OBJECTIVE: Gather each line in the entries that includes the string "https".

Records from a collection
┄┄┄┄┄┄┄┄┄┄┄┄┄┄┄┄┄┄┄┄

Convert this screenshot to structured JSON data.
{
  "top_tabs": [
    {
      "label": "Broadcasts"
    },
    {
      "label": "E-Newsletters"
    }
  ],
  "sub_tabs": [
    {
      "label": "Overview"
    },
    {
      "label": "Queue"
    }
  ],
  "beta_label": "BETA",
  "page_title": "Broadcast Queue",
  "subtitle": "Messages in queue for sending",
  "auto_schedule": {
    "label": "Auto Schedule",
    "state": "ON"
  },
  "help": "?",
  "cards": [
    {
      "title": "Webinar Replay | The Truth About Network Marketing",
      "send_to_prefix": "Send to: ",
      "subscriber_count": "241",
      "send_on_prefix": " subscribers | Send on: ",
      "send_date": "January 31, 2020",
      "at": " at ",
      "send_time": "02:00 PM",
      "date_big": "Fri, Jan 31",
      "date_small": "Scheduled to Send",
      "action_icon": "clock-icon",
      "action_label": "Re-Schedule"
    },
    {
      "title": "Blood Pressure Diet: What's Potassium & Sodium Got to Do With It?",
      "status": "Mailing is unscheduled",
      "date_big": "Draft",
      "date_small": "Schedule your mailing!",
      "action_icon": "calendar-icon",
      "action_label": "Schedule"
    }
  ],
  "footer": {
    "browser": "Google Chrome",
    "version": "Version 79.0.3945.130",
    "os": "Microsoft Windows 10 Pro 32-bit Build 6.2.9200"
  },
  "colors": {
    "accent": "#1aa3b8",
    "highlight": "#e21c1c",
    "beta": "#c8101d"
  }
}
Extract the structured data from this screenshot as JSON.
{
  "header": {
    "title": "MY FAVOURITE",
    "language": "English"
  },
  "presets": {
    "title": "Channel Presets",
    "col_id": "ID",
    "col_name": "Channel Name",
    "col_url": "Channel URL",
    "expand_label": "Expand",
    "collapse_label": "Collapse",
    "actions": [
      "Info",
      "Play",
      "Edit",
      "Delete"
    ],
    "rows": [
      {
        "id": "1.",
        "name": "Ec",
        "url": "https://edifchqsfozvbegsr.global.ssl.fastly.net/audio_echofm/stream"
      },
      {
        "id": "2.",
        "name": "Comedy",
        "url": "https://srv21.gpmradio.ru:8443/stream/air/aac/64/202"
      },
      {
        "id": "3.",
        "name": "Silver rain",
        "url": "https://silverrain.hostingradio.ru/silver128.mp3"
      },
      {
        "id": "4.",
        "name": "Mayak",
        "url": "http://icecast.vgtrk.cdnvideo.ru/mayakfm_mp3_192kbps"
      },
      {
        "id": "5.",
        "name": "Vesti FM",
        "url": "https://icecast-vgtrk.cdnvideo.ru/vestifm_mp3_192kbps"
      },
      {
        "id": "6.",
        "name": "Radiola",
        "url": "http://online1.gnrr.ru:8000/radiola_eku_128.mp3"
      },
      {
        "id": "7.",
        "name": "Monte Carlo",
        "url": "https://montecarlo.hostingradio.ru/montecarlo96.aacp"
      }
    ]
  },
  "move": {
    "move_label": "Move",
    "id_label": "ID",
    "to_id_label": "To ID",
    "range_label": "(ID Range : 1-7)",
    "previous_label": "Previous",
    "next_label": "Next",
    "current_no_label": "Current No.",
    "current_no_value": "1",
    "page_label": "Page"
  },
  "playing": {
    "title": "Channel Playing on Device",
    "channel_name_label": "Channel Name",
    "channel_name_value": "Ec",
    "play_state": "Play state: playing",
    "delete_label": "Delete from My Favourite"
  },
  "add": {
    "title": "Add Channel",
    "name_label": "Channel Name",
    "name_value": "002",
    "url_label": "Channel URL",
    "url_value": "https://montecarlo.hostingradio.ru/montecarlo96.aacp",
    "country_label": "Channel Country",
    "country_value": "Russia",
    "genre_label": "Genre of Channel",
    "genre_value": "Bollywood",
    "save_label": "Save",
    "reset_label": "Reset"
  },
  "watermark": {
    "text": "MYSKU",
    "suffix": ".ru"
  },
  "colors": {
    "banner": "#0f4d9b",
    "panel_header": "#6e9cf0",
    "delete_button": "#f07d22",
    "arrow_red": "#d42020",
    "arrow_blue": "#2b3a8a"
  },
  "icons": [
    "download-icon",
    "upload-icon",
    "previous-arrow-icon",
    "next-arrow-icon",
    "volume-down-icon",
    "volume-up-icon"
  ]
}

┄┄┄┄┄┄┄┄┄┄┄┄┄┄┄┄┄┄┄┄

OUTPUT FOR THIS EXERCISE:
        "url": "https://edifchqsfozvbegsr.global.ssl.fastly.net/audio_echofm/stream"
        "url": "https://srv21.gpmradio.ru:8443/stream/air/aac/64/202"
        "url": "https://silverrain.hostingradio.ru/silver128.mp3"
        "url": "https://icecast-vgtrk.cdnvideo.ru/vestifm_mp3_192kbps"
        "url": "https://montecarlo.hostingradio.ru/montecarlo96.aacp"
    "url_value": "https://montecarlo.hostingradio.ru/montecarlo96.aacp",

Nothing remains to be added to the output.